**The request:** Each record below is to be copied word for word, with pictures removed.

Stored data:
= = = = = = =

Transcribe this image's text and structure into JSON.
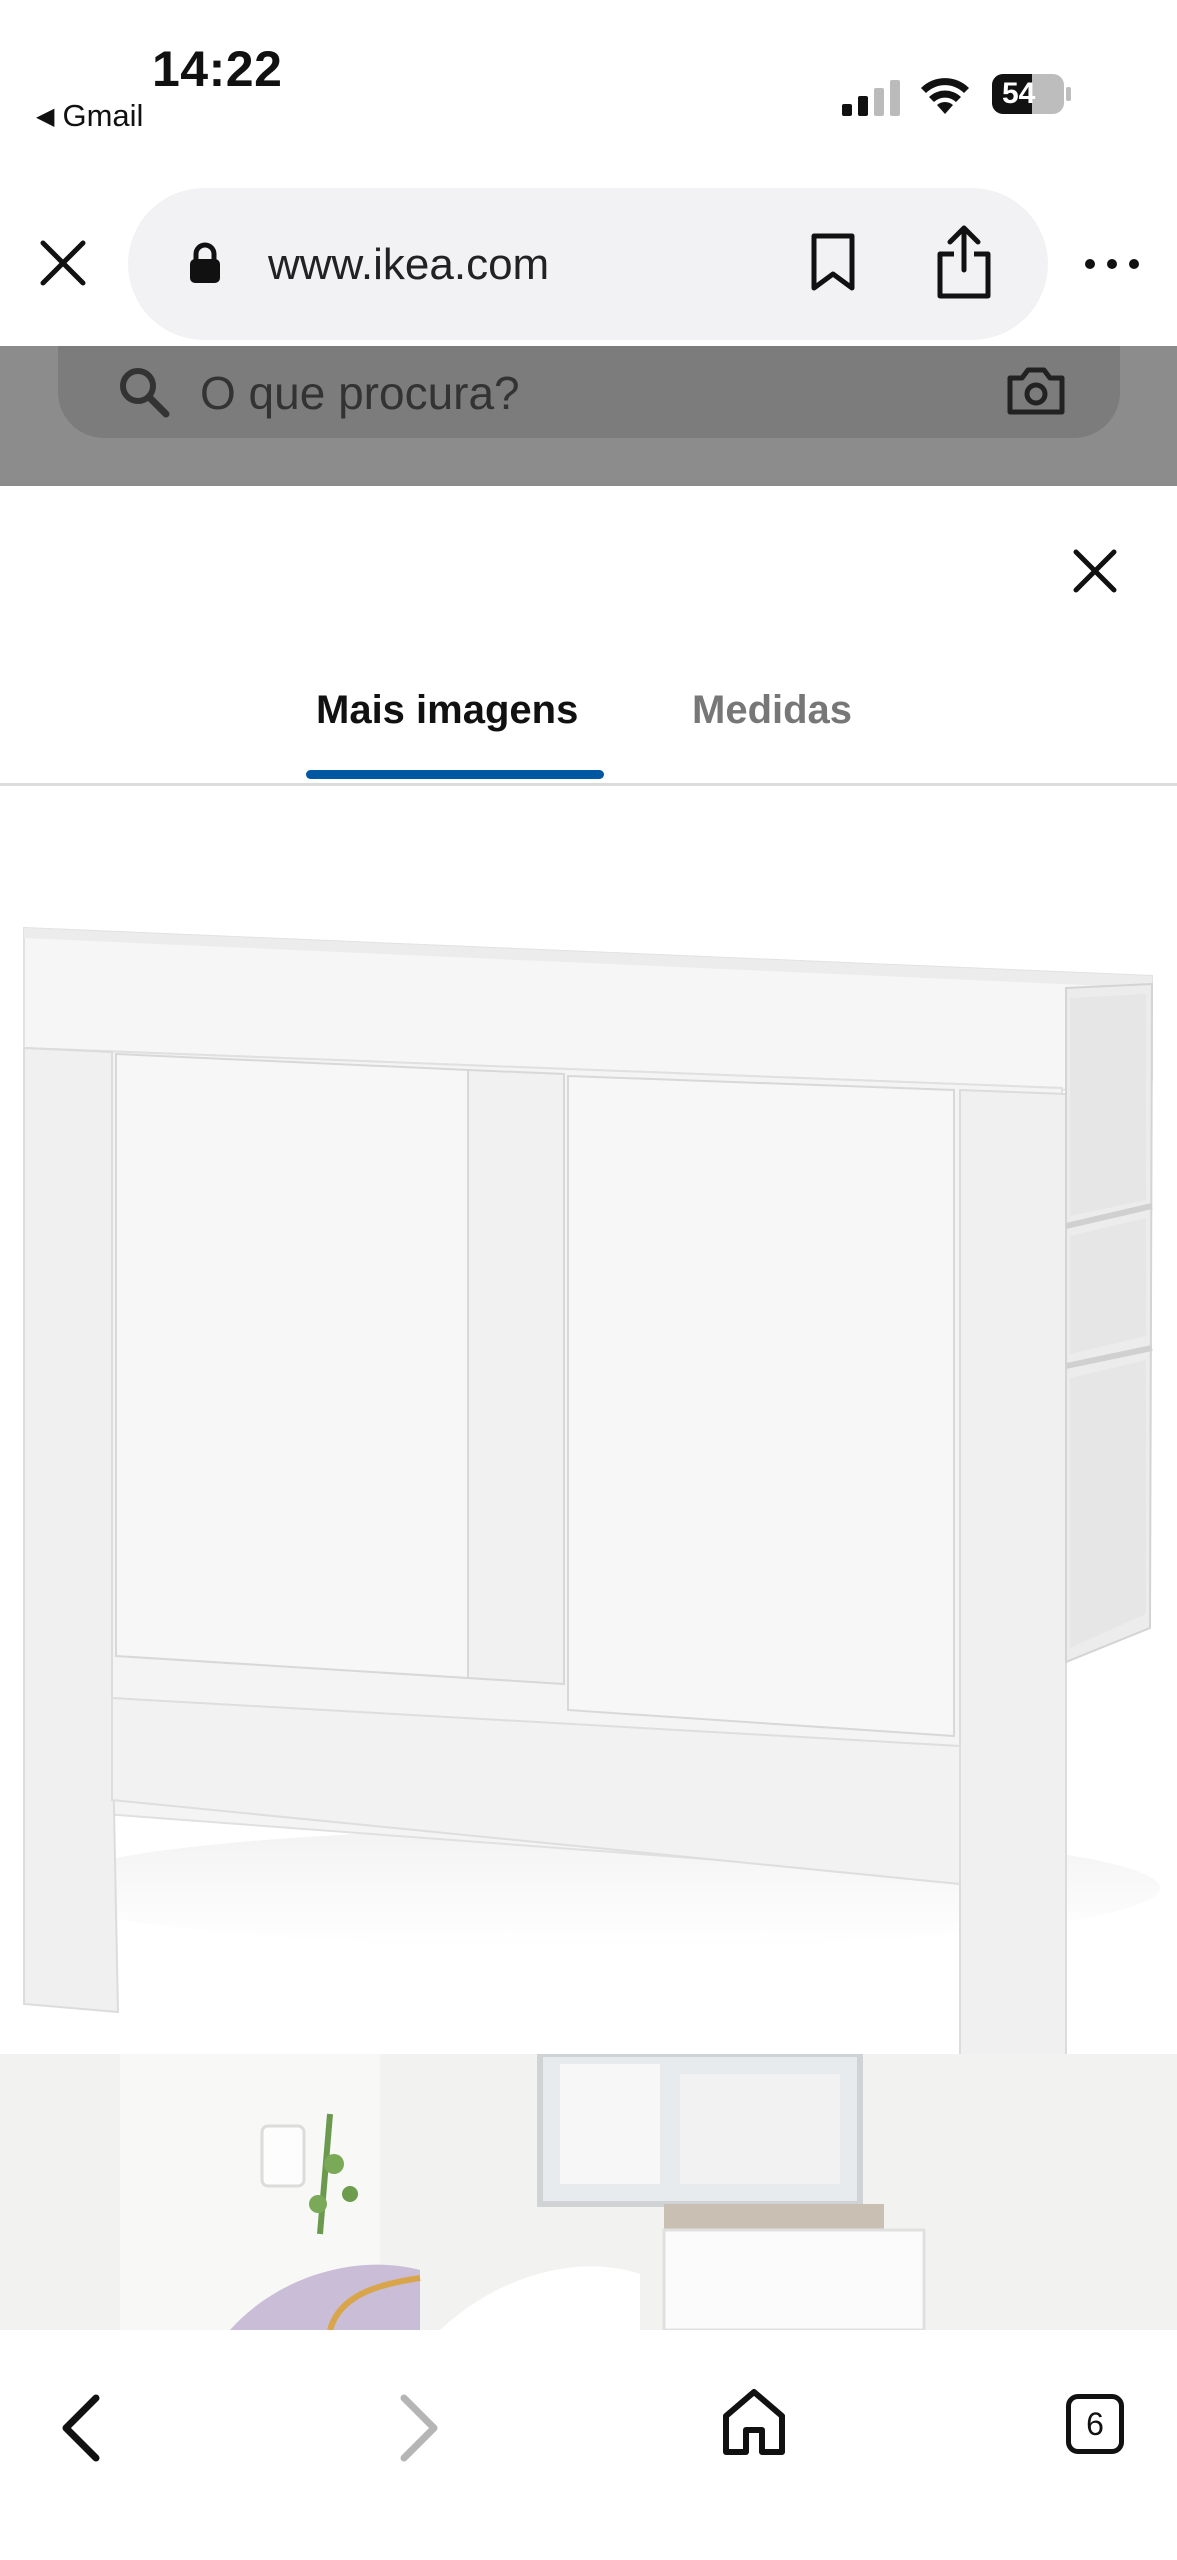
{
  "status_bar": {
    "time": "14:22",
    "back_app_label": "Gmail",
    "battery_level": "54"
  },
  "browser": {
    "url": "www.ikea.com",
    "tab_count": "6",
    "icons": [
      "close-icon",
      "lock-icon",
      "bookmark-icon",
      "share-icon",
      "more-icon",
      "back-arrow-icon",
      "forward-arrow-icon",
      "home-icon",
      "tabs-icon"
    ]
  },
  "page": {
    "search_placeholder": "O que procura?"
  },
  "sheet": {
    "tabs": [
      {
        "label": "Mais imagens",
        "active": true
      },
      {
        "label": "Medidas",
        "active": false
      }
    ],
    "accent_color": "#0058a3"
  }
}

= = = = = = =

**The result:**
Transcribe this image's text and structure into JSON.
{
  "status_bar": {
    "time": "14:22",
    "back_app_label": "Gmail",
    "battery_level": "54"
  },
  "browser": {
    "url": "www.ikea.com",
    "tab_count": "6",
    "icons": [
      "close-icon",
      "lock-icon",
      "bookmark-icon",
      "share-icon",
      "more-icon",
      "back-arrow-icon",
      "forward-arrow-icon",
      "home-icon",
      "tabs-icon"
    ]
  },
  "page": {
    "search_placeholder": "O que procura?"
  },
  "sheet": {
    "tabs": [
      {
        "label": "Mais imagens",
        "active": true
      },
      {
        "label": "Medidas",
        "active": false
      }
    ],
    "accent_color": "#0058a3"
  }
}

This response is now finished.